## BEGIN

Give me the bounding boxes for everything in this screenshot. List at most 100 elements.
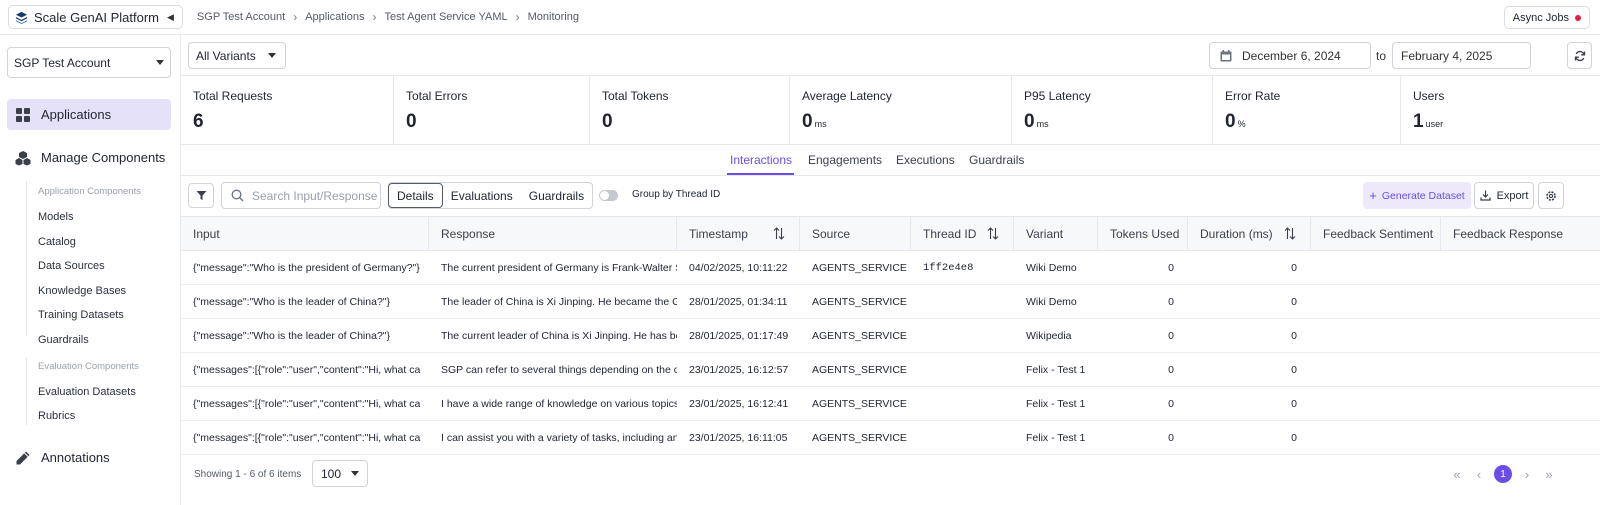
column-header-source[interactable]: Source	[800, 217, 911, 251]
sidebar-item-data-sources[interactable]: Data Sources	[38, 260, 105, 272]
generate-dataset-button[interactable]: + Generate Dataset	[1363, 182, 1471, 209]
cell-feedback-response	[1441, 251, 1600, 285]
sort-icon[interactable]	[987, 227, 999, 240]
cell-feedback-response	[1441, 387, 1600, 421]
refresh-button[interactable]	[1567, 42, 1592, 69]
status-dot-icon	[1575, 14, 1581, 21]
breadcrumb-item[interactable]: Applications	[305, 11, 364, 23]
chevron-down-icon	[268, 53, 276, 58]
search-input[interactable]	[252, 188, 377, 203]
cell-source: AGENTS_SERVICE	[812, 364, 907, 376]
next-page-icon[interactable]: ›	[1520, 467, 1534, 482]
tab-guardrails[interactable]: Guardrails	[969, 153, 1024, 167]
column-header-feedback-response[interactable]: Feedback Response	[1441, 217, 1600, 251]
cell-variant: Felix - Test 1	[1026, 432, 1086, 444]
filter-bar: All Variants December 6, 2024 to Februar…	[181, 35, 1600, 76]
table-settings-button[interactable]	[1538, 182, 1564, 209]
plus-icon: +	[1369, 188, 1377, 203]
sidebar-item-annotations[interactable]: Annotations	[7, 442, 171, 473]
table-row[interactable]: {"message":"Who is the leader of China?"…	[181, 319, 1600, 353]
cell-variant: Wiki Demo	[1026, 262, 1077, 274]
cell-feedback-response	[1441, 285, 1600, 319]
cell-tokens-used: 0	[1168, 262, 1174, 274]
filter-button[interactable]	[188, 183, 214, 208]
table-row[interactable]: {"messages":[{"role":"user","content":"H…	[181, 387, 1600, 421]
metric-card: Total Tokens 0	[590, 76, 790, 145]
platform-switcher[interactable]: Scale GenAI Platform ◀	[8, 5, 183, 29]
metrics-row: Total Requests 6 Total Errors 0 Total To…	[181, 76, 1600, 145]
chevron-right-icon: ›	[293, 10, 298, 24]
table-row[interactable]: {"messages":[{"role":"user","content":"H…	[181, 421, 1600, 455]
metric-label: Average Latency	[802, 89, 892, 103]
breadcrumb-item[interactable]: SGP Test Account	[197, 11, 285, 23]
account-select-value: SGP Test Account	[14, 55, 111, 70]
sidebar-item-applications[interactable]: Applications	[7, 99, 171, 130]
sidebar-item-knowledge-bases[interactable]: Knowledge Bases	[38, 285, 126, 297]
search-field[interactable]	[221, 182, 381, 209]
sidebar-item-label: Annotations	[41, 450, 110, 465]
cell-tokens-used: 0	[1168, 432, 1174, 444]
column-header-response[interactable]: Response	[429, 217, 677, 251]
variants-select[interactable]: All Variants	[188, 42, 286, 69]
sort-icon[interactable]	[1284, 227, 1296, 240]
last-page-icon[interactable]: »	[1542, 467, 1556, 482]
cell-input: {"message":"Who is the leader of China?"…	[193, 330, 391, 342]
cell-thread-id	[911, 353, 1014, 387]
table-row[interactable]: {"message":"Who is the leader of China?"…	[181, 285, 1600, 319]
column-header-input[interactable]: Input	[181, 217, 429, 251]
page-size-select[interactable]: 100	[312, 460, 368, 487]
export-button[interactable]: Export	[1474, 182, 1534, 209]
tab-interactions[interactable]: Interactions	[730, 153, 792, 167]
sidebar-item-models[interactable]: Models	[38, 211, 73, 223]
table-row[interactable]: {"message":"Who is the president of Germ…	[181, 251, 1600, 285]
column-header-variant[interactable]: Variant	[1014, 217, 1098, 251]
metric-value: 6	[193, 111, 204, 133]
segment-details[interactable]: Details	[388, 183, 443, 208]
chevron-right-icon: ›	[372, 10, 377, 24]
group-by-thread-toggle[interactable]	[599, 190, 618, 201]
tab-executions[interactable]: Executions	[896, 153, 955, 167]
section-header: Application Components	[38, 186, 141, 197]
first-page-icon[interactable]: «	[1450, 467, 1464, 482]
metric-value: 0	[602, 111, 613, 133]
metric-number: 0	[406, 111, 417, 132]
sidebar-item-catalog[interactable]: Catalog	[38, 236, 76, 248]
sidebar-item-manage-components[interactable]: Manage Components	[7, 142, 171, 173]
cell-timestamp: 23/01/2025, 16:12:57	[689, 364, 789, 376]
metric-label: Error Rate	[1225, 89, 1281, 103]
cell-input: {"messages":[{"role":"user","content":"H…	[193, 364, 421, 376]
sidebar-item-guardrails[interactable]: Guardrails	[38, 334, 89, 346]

## END

## Set task
Recast every line of the records above as a Markdown table with the columns Row and Line. Number the rows, skip blank lines, and omit the pictures.

## Result for this exercise
| Row | Line |
|---|---|
| 1 | Give me the bounding boxes for everything in this screenshot. List at most 100 elements. |
| 2 | column-header-source[interactable]: Source	[800, 217, 911, 251] |
| 3 | sidebar-item-data-sources[interactable]: Data Sources	[38, 260, 105, 272] |
| 4 | generate-dataset-button[interactable]: + Generate Dataset	[1363, 182, 1471, 209] |
| 5 | cell-feedback-response	[1441, 251, 1600, 285] |
| 6 | sort-icon[interactable]	[987, 227, 999, 240] |
| 7 | cell-feedback-response	[1441, 387, 1600, 421] |
| 8 | refresh-button[interactable]	[1567, 42, 1592, 69] |
| 9 | status-dot-icon	[1575, 14, 1581, 21] |
| 10 | breadcrumb-item[interactable]: Applications	[305, 11, 364, 23] |
| 11 | chevron-down-icon	[268, 53, 276, 58] |
| 12 | search-input[interactable]	[252, 188, 377, 203] |
| 13 | cell-source: AGENTS_SERVICE	[812, 364, 907, 376] |
| 14 | next-page-icon[interactable]: ›	[1520, 467, 1534, 482] |
| 15 | tab-guardrails[interactable]: Guardrails	[969, 153, 1024, 167] |
| 16 | column-header-feedback-response[interactable]: Feedback Response	[1441, 217, 1600, 251] |
| 17 | cell-variant: Felix - Test 1	[1026, 432, 1086, 444] |
| 18 | filter-bar: All Variants December 6, 2024 to Februar…	[181, 35, 1600, 76] |
| 19 | table-settings-button[interactable]	[1538, 182, 1564, 209] |
| 20 | plus-icon: +	[1369, 188, 1377, 203] |
| 21 | sidebar-item-annotations[interactable]: Annotations	[7, 442, 171, 473] |
| 22 | table-row[interactable]: {"message":"Who is the leader of China?"…	[181, 319, 1600, 353] |
| 23 | cell-variant: Wiki Demo	[1026, 262, 1077, 274] |
| 24 | cell-feedback-response	[1441, 285, 1600, 319] |
| 25 | cell-tokens-used: 0	[1168, 262, 1174, 274] |
| 26 | filter-button[interactable]	[188, 183, 214, 208] |
| 27 | table-row[interactable]: {"messages":[{"role":"user","content":"H…	[181, 387, 1600, 421] |
| 28 | metric-card: Total Tokens 0	[590, 76, 790, 145] |
| 29 | platform-switcher[interactable]: Scale GenAI Platform ◀	[8, 5, 183, 29] |
| 30 | metrics-row: Total Requests 6 Total Errors 0 Total To…	[181, 76, 1600, 145] |
| 31 | chevron-right-icon: ›	[293, 10, 298, 24] |
| 32 | table-row[interactable]: {"messages":[{"role":"user","content":"H…	[181, 421, 1600, 455] |
| 33 | metric-label: Average Latency	[802, 89, 892, 103] |
| 34 | breadcrumb-item[interactable]: SGP Test Account	[197, 11, 285, 23] |
| 35 | account-select-value: SGP Test Account	[14, 55, 111, 70] |
| 36 | sidebar-item-applications[interactable]: Applications	[7, 99, 171, 130] |
| 37 | sidebar-item-knowledge-bases[interactable]: Knowledge Bases	[38, 285, 126, 297] |
| 38 | search-field[interactable]	[221, 182, 381, 209] |
| 39 | sidebar-item-label: Annotations	[41, 450, 110, 465] |
| 40 | cell-tokens-used: 0	[1168, 432, 1174, 444] |
| 41 | column-header-response[interactable]: Response	[429, 217, 677, 251] |
| 42 | variants-select[interactable]: All Variants	[188, 42, 286, 69] |
| 43 | sort-icon[interactable]	[1284, 227, 1296, 240] |
| 44 | last-page-icon[interactable]: »	[1542, 467, 1556, 482] |
| 45 | cell-input: {"message":"Who is the leader of China?"…	[193, 330, 391, 342] |
| 46 | cell-thread-id	[911, 353, 1014, 387] |
| 47 | table-row[interactable]: {"message":"Who is the leader of China?"…	[181, 285, 1600, 319] |
| 48 | column-header-input[interactable]: Input	[181, 217, 429, 251] |
| 49 | page-size-select[interactable]: 100	[312, 460, 368, 487] |
| 50 | export-button[interactable]: Export	[1474, 182, 1534, 209] |
| 51 | tab-interactions[interactable]: Interactions	[730, 153, 792, 167] |
| 52 | sidebar-item-models[interactable]: Models	[38, 211, 73, 223] |
| 53 | table-row[interactable]: {"message":"Who is the president of Germ…	[181, 251, 1600, 285] |
| 54 | column-header-variant[interactable]: Variant	[1014, 217, 1098, 251] |
| 55 | metric-value: 6	[193, 111, 204, 133] |
| 56 | segment-details[interactable]: Details	[388, 183, 443, 208] |
| 57 | chevron-right-icon: ›	[372, 10, 377, 24] |
| 58 | group-by-thread-toggle[interactable]	[599, 190, 618, 201] |
| 59 | tab-executions[interactable]: Executions	[896, 153, 955, 167] |
| 60 | section-header: Application Components	[38, 186, 141, 197] |
| 61 | first-page-icon[interactable]: «	[1450, 467, 1464, 482] |
| 62 | metric-value: 0	[602, 111, 613, 133] |
| 63 | metric-number: 0	[406, 111, 417, 132] |
| 64 | sidebar-item-catalog[interactable]: Catalog	[38, 236, 76, 248] |
| 65 | sidebar-item-manage-components[interactable]: Manage Components	[7, 142, 171, 173] |
| 66 | cell-timestamp: 23/01/2025, 16:12:57	[689, 364, 789, 376] |
| 67 | metric-label: Error Rate	[1225, 89, 1281, 103] |
| 68 | cell-input: {"messages":[{"role":"user","content":"H…	[193, 364, 421, 376] |
| 69 | sidebar-item-guardrails[interactable]: Guardrails	[38, 334, 89, 346] |